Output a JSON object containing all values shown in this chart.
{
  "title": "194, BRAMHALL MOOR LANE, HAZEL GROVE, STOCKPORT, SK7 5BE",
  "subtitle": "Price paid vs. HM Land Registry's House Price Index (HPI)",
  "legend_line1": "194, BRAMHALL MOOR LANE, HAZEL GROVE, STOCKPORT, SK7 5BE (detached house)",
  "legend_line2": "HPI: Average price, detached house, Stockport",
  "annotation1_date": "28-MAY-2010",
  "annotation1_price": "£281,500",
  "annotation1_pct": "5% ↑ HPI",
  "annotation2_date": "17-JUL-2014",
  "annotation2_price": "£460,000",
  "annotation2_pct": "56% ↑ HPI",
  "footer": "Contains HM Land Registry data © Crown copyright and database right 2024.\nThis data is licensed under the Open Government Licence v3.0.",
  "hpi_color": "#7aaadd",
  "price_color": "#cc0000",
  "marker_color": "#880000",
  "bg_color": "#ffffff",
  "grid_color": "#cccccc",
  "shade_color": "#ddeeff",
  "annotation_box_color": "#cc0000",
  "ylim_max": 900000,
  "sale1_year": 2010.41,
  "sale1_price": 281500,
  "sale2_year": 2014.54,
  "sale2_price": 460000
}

*Short exercise:*
Copy all the lines, exactly.

*Answer below:*
Output a JSON object containing all values shown in this chart.
{
  "title": "194, BRAMHALL MOOR LANE, HAZEL GROVE, STOCKPORT, SK7 5BE",
  "subtitle": "Price paid vs. HM Land Registry's House Price Index (HPI)",
  "legend_line1": "194, BRAMHALL MOOR LANE, HAZEL GROVE, STOCKPORT, SK7 5BE (detached house)",
  "legend_line2": "HPI: Average price, detached house, Stockport",
  "annotation1_date": "28-MAY-2010",
  "annotation1_price": "£281,500",
  "annotation1_pct": "5% ↑ HPI",
  "annotation2_date": "17-JUL-2014",
  "annotation2_price": "£460,000",
  "annotation2_pct": "56% ↑ HPI",
  "footer": "Contains HM Land Registry data © Crown copyright and database right 2024.\nThis data is licensed under the Open Government Licence v3.0.",
  "hpi_color": "#7aaadd",
  "price_color": "#cc0000",
  "marker_color": "#880000",
  "bg_color": "#ffffff",
  "grid_color": "#cccccc",
  "shade_color": "#ddeeff",
  "annotation_box_color": "#cc0000",
  "ylim_max": 900000,
  "sale1_year": 2010.41,
  "sale1_price": 281500,
  "sale2_year": 2014.54,
  "sale2_price": 460000
}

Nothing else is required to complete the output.